* Set exercise:
Find the word "should" in the material below and gather every line that contains it.

* Provided records:
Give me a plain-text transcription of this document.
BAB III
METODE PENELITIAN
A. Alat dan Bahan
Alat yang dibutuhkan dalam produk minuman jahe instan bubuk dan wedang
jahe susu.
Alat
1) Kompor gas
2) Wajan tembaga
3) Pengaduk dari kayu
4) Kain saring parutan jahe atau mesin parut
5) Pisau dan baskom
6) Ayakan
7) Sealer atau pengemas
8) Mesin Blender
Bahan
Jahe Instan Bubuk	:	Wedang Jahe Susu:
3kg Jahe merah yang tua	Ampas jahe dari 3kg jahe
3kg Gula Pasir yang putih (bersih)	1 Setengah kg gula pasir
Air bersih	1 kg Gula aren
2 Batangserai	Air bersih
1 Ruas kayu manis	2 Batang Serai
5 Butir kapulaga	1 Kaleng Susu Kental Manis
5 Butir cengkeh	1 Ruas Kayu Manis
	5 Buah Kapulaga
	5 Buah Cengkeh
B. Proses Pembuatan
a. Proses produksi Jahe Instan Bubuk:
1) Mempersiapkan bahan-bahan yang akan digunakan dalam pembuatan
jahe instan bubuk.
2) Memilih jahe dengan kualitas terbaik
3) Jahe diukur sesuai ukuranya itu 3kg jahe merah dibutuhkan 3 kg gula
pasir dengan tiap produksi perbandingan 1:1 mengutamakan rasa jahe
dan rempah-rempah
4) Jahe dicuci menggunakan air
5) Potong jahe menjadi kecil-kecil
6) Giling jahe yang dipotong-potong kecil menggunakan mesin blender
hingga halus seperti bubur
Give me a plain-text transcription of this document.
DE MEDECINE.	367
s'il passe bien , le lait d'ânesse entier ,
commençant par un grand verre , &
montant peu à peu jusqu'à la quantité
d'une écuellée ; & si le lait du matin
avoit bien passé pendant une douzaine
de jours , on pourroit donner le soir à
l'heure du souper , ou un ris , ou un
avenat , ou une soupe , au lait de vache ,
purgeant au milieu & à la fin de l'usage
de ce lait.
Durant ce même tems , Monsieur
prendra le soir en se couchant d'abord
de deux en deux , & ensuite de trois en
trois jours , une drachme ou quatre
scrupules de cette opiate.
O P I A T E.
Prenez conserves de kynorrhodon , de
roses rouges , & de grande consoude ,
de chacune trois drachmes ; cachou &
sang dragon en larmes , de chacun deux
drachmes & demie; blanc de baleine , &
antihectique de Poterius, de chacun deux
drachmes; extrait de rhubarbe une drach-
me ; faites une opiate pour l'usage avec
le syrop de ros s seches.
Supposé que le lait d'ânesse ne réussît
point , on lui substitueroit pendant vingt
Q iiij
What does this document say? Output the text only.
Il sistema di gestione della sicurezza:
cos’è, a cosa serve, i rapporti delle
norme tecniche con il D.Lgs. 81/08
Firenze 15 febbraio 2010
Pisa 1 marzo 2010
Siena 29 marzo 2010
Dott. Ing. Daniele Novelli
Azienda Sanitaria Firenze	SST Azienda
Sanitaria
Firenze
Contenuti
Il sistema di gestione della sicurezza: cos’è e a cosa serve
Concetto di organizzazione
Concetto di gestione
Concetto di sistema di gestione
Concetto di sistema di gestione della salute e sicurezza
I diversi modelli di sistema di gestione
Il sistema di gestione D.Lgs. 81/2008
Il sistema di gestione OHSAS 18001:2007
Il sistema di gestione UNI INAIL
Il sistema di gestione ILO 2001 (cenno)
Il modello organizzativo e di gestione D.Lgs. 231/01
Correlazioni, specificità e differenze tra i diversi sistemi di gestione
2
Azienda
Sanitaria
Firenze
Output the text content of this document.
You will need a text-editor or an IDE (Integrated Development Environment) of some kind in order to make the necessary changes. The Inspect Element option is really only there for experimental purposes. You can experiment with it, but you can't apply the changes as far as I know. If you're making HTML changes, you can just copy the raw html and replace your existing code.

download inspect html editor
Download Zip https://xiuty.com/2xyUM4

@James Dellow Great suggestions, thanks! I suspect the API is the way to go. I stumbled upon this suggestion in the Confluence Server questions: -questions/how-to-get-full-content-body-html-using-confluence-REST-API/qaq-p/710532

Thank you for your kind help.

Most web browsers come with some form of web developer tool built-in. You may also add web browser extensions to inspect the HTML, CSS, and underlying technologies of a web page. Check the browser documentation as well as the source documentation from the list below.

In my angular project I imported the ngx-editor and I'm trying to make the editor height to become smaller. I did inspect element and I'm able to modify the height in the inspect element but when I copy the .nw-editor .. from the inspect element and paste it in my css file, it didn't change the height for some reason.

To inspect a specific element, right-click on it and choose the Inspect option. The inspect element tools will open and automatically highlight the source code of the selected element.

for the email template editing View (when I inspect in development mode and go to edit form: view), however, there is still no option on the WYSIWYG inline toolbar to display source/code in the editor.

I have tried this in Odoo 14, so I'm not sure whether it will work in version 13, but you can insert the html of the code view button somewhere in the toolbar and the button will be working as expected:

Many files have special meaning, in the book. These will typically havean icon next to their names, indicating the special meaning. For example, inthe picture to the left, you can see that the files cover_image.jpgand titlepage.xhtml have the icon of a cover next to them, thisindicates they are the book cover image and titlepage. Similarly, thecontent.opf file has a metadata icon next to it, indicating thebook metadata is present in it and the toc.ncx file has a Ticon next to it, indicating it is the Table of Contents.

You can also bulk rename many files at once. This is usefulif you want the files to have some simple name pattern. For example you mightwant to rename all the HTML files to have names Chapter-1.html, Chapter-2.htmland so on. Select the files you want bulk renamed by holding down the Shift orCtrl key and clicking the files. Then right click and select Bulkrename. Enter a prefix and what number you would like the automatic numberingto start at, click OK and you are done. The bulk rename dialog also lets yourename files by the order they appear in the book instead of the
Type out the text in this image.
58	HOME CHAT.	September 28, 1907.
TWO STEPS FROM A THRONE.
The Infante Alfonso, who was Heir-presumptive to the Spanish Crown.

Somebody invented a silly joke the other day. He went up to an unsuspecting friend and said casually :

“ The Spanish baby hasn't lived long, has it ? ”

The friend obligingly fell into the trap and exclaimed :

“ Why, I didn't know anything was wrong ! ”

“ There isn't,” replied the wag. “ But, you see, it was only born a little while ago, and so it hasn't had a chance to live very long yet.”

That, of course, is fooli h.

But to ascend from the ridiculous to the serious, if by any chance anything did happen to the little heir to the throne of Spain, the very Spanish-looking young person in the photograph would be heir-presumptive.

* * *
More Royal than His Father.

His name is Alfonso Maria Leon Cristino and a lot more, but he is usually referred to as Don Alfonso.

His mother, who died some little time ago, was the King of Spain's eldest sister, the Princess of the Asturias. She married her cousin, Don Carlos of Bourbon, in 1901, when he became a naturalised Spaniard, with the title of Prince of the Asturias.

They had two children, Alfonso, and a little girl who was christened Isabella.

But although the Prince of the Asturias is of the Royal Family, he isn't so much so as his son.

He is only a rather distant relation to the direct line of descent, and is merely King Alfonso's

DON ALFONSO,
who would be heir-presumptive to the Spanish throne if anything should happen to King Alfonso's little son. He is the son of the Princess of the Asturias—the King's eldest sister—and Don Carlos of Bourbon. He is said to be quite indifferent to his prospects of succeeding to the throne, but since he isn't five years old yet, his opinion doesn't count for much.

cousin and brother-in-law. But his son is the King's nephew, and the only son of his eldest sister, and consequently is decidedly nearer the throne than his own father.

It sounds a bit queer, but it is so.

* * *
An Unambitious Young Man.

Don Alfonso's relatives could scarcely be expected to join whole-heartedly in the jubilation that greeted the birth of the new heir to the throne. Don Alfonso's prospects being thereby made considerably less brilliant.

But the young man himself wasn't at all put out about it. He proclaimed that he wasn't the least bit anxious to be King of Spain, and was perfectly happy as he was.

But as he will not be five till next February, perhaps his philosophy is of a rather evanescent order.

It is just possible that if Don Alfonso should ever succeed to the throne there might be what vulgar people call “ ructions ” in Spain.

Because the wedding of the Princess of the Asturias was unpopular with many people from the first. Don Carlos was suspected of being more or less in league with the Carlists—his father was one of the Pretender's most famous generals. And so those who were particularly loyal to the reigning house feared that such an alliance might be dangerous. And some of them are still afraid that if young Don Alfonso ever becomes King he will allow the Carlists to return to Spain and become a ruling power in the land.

* Exercise result:
who would be heir-presumptive to the Spanish throne if anything should happen to King Alfonso's little son. He is the son of the Princess of the Asturias—the King's eldest sister—and Don Carlos of Bourbon. He is said to be quite indifferent to his prospects of succeeding to the throne, but since he isn't five years old yet, his opinion doesn't count for much.
It is just possible that if Don Alfonso should ever succeed to the throne there might be what vulgar people call “ ructions ” in Spain.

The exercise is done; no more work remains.